PROBLEM DETAILS:
Below is a block of records; repeat each one exactly.

EXTRACTED DATA:
====================

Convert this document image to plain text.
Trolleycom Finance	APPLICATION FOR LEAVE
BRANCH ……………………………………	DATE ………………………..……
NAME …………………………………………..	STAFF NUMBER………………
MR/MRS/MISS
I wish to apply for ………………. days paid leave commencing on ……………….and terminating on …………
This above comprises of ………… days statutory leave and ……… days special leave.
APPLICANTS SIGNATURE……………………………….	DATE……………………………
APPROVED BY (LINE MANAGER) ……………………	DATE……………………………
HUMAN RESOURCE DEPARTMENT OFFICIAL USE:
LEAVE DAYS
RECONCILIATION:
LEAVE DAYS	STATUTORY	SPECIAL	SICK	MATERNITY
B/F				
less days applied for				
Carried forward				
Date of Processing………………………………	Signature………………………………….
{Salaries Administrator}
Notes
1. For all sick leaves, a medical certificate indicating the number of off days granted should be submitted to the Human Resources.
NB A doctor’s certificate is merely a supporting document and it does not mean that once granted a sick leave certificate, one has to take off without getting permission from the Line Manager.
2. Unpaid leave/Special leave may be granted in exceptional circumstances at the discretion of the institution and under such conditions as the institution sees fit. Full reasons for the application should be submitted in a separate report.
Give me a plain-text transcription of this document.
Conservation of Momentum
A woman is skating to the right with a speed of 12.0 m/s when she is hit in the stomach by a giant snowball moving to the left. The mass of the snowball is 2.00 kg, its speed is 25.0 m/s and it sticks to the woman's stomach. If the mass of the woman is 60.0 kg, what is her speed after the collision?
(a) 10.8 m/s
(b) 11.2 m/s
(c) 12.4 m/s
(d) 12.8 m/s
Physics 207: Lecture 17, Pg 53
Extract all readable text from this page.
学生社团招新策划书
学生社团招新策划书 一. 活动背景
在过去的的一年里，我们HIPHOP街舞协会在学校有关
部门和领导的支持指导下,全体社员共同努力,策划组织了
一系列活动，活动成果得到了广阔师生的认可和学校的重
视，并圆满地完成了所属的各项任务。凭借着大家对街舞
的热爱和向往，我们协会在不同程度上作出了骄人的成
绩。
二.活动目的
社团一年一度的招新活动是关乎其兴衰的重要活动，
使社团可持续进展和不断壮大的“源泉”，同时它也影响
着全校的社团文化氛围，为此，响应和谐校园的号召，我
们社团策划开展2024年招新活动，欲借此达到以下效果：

====================

OUTPUT OF THE EXERCISE:
Convert this document image to plain text.
Trolleycom Finance	APPLICATION FOR LEAVE
BRANCH ……………………………………	DATE ………………………..……
NAME …………………………………………..	STAFF NUMBER………………
MR/MRS/MISS
I wish to apply for ………………. days paid leave commencing on ……………….and terminating on …………
This above comprises of ………… days statutory leave and ……… days special leave.
APPLICANTS SIGNATURE……………………………….	DATE……………………………
APPROVED BY (LINE MANAGER) ……………………	DATE……………………………
HUMAN RESOURCE DEPARTMENT OFFICIAL USE:
LEAVE DAYS
RECONCILIATION:
LEAVE DAYS	STATUTORY	SPECIAL	SICK	MATERNITY
B/F				
less days applied for				
Carried forward				
Date of Processing………………………………	Signature………………………………….
{Salaries Administrator}
Notes
1. For all sick leaves, a medical certificate indicating the number of off days granted should be submitted to the Human Resources.
NB A doctor’s certificate is merely a supporting document and it does not mean that once granted a sick leave certificate, one has to take off without getting permission from the Line Manager.
2. Unpaid leave/Special leave may be granted in exceptional circumstances at the discretion of the institution and under such conditions as the institution sees fit. Full reasons for the application should be submitted in a separate report.
Give me a plain-text transcription of this document.
Conservation of Momentum
A woman is skating to the right with a speed of 12.0 m/s when she is hit in the stomach by a giant snowball moving to the left. The mass of the snowball is 2.00 kg, its speed is 25.0 m/s and it sticks to the woman's stomach. If the mass of the woman is 60.0 kg, what is her speed after the collision?
(a) 10.8 m/s
(b) 11.2 m/s
(c) 12.4 m/s
(d) 12.8 m/s
Physics 207: Lecture 17, Pg 53
Extract all readable text from this page.
学生社团招新策划书
学生社团招新策划书 一. 活动背景
在过去的的一年里，我们HIPHOP街舞协会在学校有关
部门和领导的支持指导下,全体社员共同努力,策划组织了
一系列活动，活动成果得到了广阔师生的认可和学校的重
视，并圆满地完成了所属的各项任务。凭借着大家对街舞
的热爱和向往，我们协会在不同程度上作出了骄人的成
绩。
二.活动目的
社团一年一度的招新活动是关乎其兴衰的重要活动，
使社团可持续进展和不断壮大的“源泉”，同时它也影响
着全校的社团文化氛围，为此，响应和谐校园的号召，我
们社团策划开展2024年招新活动，欲借此达到以下效果：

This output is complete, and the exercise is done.